WHAT YOU WILL DO. All of the material should be reproduced exactly, with pictures left out.

[start of DATASET ENTRIES]

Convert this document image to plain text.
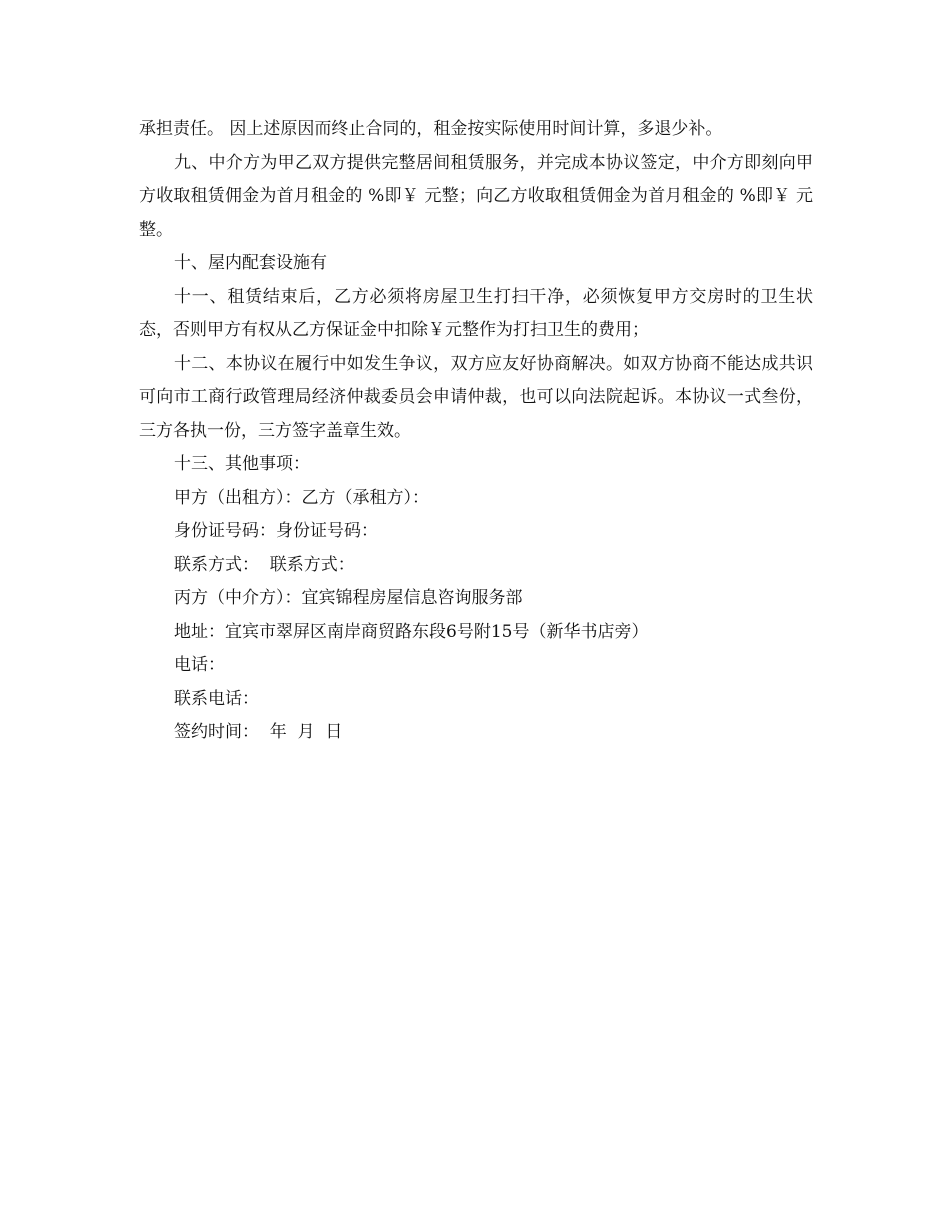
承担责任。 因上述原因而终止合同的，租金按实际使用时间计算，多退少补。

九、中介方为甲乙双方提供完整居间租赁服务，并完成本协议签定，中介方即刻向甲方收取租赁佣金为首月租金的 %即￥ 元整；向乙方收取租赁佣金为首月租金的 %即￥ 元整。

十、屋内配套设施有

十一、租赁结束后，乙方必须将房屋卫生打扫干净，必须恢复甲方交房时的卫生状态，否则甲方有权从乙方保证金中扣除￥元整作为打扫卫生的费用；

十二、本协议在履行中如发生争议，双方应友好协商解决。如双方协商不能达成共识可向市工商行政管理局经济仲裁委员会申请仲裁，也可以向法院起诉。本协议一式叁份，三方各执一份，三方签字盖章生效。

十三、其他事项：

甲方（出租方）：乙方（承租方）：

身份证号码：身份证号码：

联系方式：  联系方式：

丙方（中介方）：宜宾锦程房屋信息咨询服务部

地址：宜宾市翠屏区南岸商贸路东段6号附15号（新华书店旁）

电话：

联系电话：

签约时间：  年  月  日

[end of DATASET ENTRIES]

THE SOLUTION.
Convert this document image to plain text.
承担责任。 因上述原因而终止合同的，租金按实际使用时间计算，多退少补。

九、中介方为甲乙双方提供完整居间租赁服务，并完成本协议签定，中介方即刻向甲方收取租赁佣金为首月租金的 %即￥ 元整；向乙方收取租赁佣金为首月租金的 %即￥ 元整。

十、屋内配套设施有

十一、租赁结束后，乙方必须将房屋卫生打扫干净，必须恢复甲方交房时的卫生状态，否则甲方有权从乙方保证金中扣除￥元整作为打扫卫生的费用；

十二、本协议在履行中如发生争议，双方应友好协商解决。如双方协商不能达成共识可向市工商行政管理局经济仲裁委员会申请仲裁，也可以向法院起诉。本协议一式叁份，三方各执一份，三方签字盖章生效。

十三、其他事项：

甲方（出租方）：乙方（承租方）：

身份证号码：身份证号码：

联系方式：  联系方式：

丙方（中介方）：宜宾锦程房屋信息咨询服务部

地址：宜宾市翠屏区南岸商贸路东段6号附15号（新华书店旁）

电话：

联系电话：

签约时间：  年  月  日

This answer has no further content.